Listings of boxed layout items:
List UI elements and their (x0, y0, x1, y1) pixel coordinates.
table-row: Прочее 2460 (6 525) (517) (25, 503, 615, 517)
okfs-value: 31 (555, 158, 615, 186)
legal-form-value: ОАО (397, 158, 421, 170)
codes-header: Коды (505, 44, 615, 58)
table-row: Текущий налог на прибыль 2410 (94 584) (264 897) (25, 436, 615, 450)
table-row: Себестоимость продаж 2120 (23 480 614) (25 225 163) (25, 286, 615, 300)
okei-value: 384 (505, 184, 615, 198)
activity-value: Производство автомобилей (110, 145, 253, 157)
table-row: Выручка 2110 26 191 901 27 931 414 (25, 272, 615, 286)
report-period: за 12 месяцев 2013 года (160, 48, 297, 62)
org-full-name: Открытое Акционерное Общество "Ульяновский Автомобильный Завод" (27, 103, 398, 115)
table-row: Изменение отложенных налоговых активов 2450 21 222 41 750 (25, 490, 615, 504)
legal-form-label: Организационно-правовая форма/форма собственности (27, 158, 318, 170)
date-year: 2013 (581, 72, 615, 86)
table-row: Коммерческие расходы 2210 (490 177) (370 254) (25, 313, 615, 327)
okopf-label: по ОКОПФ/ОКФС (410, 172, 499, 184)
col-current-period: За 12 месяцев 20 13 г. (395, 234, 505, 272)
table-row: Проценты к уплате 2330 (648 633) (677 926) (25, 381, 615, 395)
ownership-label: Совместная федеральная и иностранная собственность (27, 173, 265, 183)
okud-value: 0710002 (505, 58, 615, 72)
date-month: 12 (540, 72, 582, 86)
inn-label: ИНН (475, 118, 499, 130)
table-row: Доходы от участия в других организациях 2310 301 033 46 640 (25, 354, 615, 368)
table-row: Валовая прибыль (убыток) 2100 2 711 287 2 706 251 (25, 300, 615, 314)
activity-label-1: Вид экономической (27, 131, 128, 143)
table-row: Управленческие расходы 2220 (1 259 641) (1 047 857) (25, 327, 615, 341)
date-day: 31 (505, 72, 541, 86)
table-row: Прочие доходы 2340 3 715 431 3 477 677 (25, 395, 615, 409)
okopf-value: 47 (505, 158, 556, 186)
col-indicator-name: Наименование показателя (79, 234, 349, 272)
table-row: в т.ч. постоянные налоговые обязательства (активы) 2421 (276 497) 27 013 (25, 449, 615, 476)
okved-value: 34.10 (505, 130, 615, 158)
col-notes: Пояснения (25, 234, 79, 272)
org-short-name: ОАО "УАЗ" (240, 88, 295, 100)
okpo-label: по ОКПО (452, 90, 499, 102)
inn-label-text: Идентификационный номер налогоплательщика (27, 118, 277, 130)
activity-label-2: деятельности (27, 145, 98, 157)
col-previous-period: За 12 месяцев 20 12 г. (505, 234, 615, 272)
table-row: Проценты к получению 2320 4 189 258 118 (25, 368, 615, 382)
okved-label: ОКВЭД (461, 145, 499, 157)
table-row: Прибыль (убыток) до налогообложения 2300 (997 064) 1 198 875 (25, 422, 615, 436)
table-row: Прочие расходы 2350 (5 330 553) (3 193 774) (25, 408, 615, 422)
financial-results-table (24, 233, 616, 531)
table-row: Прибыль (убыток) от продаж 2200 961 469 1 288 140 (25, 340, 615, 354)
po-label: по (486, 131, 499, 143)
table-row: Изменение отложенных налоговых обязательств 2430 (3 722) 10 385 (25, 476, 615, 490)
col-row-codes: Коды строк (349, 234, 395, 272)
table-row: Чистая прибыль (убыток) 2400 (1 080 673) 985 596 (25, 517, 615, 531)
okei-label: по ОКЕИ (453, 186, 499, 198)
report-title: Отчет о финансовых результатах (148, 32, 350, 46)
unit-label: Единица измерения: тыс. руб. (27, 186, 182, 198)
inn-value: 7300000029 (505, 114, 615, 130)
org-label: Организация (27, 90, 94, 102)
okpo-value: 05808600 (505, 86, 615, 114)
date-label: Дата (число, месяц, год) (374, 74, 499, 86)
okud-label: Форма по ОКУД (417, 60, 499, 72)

- **Instructions for the task**
Quote every line of the records above verbatim, keeping them in their original order.

- **Expected answer**
List UI elements and their (x0, y0, x1, y1) pixel coordinates.
table-row: Прочее 2460 (6 525) (517) (25, 503, 615, 517)
okfs-value: 31 (555, 158, 615, 186)
legal-form-value: ОАО (397, 158, 421, 170)
codes-header: Коды (505, 44, 615, 58)
table-row: Текущий налог на прибыль 2410 (94 584) (264 897) (25, 436, 615, 450)
table-row: Себестоимость продаж 2120 (23 480 614) (25 225 163) (25, 286, 615, 300)
okei-value: 384 (505, 184, 615, 198)
activity-value: Производство автомобилей (110, 145, 253, 157)
table-row: Выручка 2110 26 191 901 27 931 414 (25, 272, 615, 286)
report-period: за 12 месяцев 2013 года (160, 48, 297, 62)
org-full-name: Открытое Акционерное Общество "Ульяновский Автомобильный Завод" (27, 103, 398, 115)
table-row: Изменение отложенных налоговых активов 2450 21 222 41 750 (25, 490, 615, 504)
legal-form-label: Организационно-правовая форма/форма собственности (27, 158, 318, 170)
date-year: 2013 (581, 72, 615, 86)
table-row: Коммерческие расходы 2210 (490 177) (370 254) (25, 313, 615, 327)
okopf-label: по ОКОПФ/ОКФС (410, 172, 499, 184)
col-current-period: За 12 месяцев 20 13 г. (395, 234, 505, 272)
table-row: Проценты к уплате 2330 (648 633) (677 926) (25, 381, 615, 395)
ownership-label: Совместная федеральная и иностранная собственность (27, 173, 265, 183)
okud-value: 0710002 (505, 58, 615, 72)
date-month: 12 (540, 72, 582, 86)
inn-label: ИНН (475, 118, 499, 130)
table-row: Доходы от участия в других организациях 2310 301 033 46 640 (25, 354, 615, 368)
table-row: Валовая прибыль (убыток) 2100 2 711 287 2 706 251 (25, 300, 615, 314)
activity-label-1: Вид экономической (27, 131, 128, 143)
table-row: Управленческие расходы 2220 (1 259 641) (1 047 857) (25, 327, 615, 341)
date-day: 31 (505, 72, 541, 86)
table-row: Прочие доходы 2340 3 715 431 3 477 677 (25, 395, 615, 409)
okopf-value: 47 (505, 158, 556, 186)
col-indicator-name: Наименование показателя (79, 234, 349, 272)
table-row: в т.ч. постоянные налоговые обязательства (активы) 2421 (276 497) 27 013 (25, 449, 615, 476)
okved-value: 34.10 (505, 130, 615, 158)
col-notes: Пояснения (25, 234, 79, 272)
org-short-name: ОАО "УАЗ" (240, 88, 295, 100)
okpo-label: по ОКПО (452, 90, 499, 102)
inn-label-text: Идентификационный номер налогоплательщика (27, 118, 277, 130)
activity-label-2: деятельности (27, 145, 98, 157)
col-previous-period: За 12 месяцев 20 12 г. (505, 234, 615, 272)
table-row: Проценты к получению 2320 4 189 258 118 (25, 368, 615, 382)
okved-label: ОКВЭД (461, 145, 499, 157)
table-row: Прибыль (убыток) до налогообложения 2300 (997 064) 1 198 875 (25, 422, 615, 436)
table-row: Прочие расходы 2350 (5 330 553) (3 193 774) (25, 408, 615, 422)
financial-results-table (24, 233, 616, 531)
table-row: Прибыль (убыток) от продаж 2200 961 469 1 288 140 (25, 340, 615, 354)
po-label: по (486, 131, 499, 143)
table-row: Изменение отложенных налоговых обязательств 2430 (3 722) 10 385 (25, 476, 615, 490)
col-row-codes: Коды строк (349, 234, 395, 272)
table-row: Чистая прибыль (убыток) 2400 (1 080 673) 985 596 (25, 517, 615, 531)
okei-label: по ОКЕИ (453, 186, 499, 198)
report-title: Отчет о финансовых результатах (148, 32, 350, 46)
unit-label: Единица измерения: тыс. руб. (27, 186, 182, 198)
inn-value: 7300000029 (505, 114, 615, 130)
org-label: Организация (27, 90, 94, 102)
okpo-value: 05808600 (505, 86, 615, 114)
date-label: Дата (число, месяц, год) (374, 74, 499, 86)
okud-label: Форма по ОКУД (417, 60, 499, 72)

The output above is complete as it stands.